## [Work to be completed]
Report only the number of lines holding "Católica".

#####

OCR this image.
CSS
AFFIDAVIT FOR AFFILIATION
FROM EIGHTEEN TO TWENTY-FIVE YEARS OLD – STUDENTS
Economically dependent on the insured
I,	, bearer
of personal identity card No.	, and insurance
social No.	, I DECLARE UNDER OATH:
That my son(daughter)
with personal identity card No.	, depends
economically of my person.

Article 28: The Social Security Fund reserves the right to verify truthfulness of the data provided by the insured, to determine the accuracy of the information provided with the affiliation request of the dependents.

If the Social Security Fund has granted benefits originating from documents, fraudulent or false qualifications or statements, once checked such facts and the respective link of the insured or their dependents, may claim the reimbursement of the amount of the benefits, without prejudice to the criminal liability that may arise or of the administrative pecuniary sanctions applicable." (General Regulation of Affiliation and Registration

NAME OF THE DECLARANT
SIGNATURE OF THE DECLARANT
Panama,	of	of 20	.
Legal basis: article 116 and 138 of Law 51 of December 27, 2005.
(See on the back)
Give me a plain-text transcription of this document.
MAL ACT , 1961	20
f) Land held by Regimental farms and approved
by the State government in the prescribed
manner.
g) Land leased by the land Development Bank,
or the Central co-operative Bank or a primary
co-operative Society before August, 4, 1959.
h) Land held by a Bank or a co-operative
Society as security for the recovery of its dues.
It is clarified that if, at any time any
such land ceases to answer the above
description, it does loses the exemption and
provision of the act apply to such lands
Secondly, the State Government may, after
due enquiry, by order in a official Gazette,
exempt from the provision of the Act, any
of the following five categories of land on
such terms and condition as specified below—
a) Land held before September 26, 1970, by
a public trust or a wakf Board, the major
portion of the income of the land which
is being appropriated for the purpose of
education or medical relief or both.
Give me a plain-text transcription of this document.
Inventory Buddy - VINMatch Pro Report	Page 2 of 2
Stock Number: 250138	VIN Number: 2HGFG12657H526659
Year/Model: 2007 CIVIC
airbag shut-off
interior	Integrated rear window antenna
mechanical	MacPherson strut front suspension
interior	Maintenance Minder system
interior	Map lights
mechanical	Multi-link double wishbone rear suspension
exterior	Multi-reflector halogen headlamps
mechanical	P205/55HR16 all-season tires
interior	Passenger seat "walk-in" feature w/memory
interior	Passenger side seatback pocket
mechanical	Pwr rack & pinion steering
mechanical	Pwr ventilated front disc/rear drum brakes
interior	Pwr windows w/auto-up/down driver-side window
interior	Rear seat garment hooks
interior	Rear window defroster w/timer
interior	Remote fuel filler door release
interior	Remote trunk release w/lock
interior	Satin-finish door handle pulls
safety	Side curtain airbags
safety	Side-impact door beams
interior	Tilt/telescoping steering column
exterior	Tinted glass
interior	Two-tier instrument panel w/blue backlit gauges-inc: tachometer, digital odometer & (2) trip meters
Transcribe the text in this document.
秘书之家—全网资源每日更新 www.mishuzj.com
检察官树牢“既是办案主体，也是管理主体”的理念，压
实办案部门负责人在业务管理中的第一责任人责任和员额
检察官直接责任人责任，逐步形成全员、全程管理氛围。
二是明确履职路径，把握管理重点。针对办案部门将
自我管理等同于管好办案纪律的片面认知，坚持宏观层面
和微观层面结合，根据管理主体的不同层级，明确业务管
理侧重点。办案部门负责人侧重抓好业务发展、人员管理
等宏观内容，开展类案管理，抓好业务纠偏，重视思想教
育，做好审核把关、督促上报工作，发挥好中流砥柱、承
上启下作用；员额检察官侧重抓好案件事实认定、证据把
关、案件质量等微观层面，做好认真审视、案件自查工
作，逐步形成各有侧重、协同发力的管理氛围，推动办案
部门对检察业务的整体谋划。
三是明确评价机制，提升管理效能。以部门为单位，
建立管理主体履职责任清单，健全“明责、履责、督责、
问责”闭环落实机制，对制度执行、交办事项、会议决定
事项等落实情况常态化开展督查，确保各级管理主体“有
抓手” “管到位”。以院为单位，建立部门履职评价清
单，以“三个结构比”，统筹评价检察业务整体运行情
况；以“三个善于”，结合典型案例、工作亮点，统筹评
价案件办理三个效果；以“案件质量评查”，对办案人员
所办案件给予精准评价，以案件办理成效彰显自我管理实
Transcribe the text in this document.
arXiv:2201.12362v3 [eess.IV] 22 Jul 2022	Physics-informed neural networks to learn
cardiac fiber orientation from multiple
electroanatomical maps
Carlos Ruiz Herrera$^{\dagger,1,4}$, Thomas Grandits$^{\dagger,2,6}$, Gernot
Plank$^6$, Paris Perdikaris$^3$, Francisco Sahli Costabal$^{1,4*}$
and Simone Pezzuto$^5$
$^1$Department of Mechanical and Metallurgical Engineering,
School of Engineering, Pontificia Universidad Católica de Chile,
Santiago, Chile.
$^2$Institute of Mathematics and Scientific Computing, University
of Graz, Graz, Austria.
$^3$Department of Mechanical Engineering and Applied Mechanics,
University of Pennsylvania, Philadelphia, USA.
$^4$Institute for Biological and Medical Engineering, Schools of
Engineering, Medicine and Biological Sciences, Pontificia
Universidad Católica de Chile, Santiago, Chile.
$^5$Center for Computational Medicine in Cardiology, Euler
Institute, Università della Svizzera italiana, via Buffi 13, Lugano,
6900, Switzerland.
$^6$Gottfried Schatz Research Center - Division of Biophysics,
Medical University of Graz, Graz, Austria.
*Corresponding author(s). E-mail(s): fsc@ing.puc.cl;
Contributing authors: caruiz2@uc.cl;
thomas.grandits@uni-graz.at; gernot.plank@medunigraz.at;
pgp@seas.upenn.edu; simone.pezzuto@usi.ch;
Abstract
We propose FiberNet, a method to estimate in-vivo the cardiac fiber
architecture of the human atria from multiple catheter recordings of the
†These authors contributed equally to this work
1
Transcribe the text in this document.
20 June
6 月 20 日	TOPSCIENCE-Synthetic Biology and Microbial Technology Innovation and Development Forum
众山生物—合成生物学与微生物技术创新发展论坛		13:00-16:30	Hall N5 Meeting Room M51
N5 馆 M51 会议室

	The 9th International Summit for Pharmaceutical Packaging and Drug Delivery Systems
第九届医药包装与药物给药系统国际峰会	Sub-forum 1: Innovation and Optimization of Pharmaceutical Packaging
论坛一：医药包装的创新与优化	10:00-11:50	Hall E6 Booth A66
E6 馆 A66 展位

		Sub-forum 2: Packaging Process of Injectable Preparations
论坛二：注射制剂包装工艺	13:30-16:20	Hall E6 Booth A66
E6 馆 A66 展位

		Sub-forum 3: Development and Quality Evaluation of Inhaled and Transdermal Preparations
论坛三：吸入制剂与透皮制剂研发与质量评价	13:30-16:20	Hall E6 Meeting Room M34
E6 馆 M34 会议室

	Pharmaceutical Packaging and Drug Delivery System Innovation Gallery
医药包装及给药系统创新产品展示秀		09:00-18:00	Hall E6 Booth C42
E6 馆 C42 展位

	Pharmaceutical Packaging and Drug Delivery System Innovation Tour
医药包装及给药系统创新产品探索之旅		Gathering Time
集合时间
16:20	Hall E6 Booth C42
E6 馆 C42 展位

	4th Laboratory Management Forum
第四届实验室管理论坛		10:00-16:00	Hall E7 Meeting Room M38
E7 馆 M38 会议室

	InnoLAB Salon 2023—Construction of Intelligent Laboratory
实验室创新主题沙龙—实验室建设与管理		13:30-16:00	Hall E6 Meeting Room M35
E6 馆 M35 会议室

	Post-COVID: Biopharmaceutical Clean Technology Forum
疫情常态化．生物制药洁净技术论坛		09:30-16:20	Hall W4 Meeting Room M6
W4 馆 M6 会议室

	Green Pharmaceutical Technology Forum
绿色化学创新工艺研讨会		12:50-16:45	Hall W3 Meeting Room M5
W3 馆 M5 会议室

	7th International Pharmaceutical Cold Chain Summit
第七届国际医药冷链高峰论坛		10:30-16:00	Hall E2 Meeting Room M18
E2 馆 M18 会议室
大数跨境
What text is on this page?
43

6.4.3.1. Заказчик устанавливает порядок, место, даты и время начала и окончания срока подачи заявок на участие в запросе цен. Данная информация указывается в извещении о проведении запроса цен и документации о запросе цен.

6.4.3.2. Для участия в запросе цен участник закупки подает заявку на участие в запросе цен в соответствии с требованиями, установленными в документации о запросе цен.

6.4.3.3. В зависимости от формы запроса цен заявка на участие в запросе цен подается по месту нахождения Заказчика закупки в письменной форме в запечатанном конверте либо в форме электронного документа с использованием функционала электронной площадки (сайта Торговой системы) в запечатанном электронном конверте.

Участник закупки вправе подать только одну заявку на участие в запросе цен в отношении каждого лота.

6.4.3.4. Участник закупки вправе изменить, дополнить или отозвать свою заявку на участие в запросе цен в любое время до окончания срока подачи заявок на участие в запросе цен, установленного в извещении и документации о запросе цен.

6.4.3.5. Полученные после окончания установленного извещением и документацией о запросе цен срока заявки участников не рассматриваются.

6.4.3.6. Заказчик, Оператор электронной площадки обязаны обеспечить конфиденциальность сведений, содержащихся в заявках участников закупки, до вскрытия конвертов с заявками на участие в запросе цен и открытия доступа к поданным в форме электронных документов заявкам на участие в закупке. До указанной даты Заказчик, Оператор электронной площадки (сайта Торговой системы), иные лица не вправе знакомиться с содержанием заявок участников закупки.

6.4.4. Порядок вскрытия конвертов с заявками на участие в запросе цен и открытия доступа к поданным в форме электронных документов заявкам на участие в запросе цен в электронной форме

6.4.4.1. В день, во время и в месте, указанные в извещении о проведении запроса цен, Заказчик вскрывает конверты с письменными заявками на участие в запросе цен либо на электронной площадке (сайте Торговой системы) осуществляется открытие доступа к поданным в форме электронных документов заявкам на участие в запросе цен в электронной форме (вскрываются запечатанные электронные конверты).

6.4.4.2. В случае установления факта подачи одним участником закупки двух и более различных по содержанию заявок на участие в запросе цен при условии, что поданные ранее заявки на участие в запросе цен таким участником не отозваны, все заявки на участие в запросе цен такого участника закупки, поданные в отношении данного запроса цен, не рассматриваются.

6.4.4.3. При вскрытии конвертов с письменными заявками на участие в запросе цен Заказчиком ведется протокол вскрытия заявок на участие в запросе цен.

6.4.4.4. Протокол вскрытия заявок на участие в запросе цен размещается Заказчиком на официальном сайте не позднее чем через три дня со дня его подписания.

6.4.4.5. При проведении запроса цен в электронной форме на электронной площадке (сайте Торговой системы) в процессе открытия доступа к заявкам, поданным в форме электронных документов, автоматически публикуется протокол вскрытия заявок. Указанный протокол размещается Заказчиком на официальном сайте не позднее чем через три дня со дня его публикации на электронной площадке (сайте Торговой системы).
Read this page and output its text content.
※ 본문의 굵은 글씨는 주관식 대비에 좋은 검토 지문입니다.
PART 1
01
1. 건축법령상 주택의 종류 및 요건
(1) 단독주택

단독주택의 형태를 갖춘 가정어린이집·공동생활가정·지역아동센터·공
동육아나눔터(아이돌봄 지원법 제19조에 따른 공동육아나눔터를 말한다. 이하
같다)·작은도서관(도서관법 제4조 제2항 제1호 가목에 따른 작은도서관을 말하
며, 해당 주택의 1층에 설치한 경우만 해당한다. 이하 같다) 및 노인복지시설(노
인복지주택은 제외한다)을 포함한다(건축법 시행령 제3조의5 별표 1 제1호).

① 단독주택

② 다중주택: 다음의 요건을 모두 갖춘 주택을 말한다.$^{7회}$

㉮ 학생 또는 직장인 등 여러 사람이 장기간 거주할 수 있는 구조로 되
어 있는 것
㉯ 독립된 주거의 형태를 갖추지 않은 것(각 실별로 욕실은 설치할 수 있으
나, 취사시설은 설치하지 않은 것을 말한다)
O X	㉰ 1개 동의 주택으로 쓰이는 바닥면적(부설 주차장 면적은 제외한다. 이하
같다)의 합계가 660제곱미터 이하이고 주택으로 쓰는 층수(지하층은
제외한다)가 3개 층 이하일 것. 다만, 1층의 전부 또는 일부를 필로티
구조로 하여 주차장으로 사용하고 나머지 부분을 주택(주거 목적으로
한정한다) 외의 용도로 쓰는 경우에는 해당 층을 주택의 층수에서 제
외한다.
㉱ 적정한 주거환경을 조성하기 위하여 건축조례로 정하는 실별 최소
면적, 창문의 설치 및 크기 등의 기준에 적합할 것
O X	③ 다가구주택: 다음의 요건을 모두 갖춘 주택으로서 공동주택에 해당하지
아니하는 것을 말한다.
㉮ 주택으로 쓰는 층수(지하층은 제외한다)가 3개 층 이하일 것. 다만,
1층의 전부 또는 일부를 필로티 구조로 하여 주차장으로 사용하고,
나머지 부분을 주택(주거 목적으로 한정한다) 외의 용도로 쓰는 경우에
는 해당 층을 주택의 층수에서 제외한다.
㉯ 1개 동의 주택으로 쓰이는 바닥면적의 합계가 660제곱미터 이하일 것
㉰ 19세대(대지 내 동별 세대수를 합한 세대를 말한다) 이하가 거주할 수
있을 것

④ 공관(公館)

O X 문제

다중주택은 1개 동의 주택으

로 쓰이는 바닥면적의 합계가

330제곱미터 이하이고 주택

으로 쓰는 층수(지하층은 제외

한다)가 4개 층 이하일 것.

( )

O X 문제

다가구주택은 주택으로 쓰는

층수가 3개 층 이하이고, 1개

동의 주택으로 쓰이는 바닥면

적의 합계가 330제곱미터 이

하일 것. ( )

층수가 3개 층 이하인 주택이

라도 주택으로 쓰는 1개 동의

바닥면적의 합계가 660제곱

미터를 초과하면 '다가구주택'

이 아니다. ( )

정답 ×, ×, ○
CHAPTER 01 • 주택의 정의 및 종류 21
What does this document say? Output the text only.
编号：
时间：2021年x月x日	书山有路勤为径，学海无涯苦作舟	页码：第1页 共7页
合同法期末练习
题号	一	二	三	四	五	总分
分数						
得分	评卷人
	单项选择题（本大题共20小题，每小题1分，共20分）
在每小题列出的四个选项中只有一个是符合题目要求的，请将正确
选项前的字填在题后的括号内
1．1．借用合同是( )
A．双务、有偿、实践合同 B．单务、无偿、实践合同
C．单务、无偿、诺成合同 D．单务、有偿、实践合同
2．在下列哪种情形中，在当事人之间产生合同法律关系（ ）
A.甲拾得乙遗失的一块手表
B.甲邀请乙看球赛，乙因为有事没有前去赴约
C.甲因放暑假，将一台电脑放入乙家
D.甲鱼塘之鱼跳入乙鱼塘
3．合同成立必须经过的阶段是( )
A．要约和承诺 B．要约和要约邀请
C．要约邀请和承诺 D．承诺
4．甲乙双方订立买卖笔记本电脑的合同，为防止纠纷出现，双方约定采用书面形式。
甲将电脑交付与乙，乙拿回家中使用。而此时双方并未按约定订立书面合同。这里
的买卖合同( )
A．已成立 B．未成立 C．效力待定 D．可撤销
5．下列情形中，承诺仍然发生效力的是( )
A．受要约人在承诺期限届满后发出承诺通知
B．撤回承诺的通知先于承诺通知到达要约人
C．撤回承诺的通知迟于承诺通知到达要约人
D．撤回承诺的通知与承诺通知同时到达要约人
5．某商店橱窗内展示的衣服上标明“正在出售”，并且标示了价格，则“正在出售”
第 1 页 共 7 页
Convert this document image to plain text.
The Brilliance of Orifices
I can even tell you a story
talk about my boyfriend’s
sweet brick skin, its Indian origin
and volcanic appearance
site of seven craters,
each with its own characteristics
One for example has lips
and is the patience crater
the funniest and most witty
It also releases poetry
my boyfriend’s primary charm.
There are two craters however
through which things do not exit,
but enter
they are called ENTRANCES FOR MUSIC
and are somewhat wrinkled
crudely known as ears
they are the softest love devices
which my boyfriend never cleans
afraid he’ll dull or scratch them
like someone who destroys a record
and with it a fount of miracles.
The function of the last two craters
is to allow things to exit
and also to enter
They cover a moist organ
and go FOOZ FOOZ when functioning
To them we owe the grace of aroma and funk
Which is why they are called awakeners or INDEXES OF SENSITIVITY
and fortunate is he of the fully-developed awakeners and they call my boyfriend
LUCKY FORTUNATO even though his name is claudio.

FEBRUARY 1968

#####

## [The result]
2